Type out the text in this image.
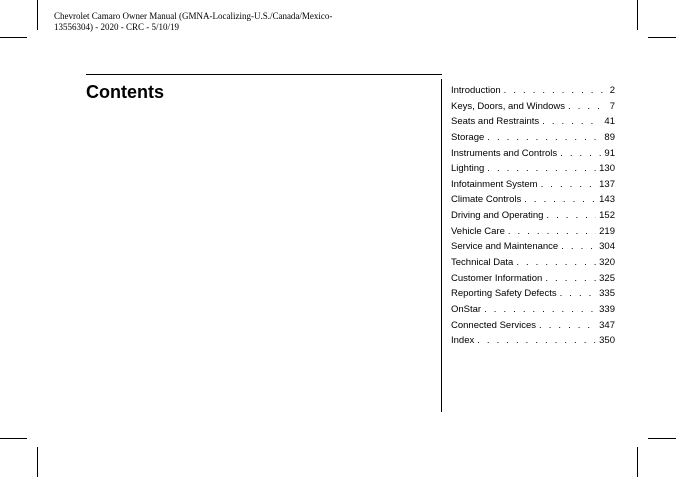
Chevrolet Camaro Owner Manual (GMNA-Localizing-U.S./Canada/Mexico-
13556304) - 2020 - CRC - 5/10/19
Contents	Introduction . . .	2
Keys, Doors, and Windows . . .	7
Seats and Restraints . . .	41
Storage . . .	89
Instruments and Controls . . .	91
Lighting . . .	130
Infotainment System . . .	137
Climate Controls . . .	143
Driving and Operating . . .	152
Vehicle Care . . .	219
Service and Maintenance . . .	304
Technical Data . . .	320
Customer Information . . .	325
Reporting Safety Defects . . .	335
OnStar . . .	339
Connected Services . . .	347
Index . . .	350
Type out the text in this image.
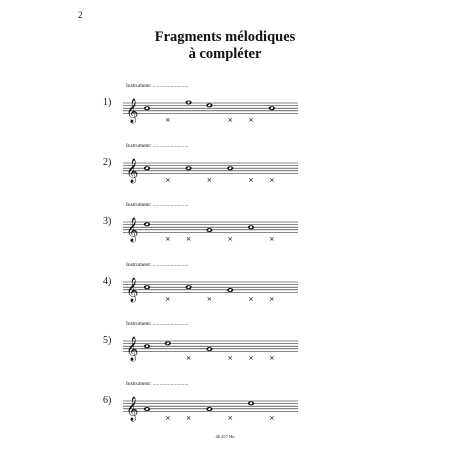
2
Fragments mélodiques
à compléter
Instrument: ..........................
1) 𝄞
Instrument: ..........................
2) 𝄞
Instrument: ..........................
3) 𝄞
Instrument: ..........................
4) 𝄞
Instrument: ..........................
5) 𝄞
Instrument: ..........................
6) 𝄞
46 457 Hu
------
• [To do]:
Your task is to gather all lines from the entries above that hold the word "Controls".

• [Task answer]:
Instruments and Controls . . .	91
Climate Controls . . .	143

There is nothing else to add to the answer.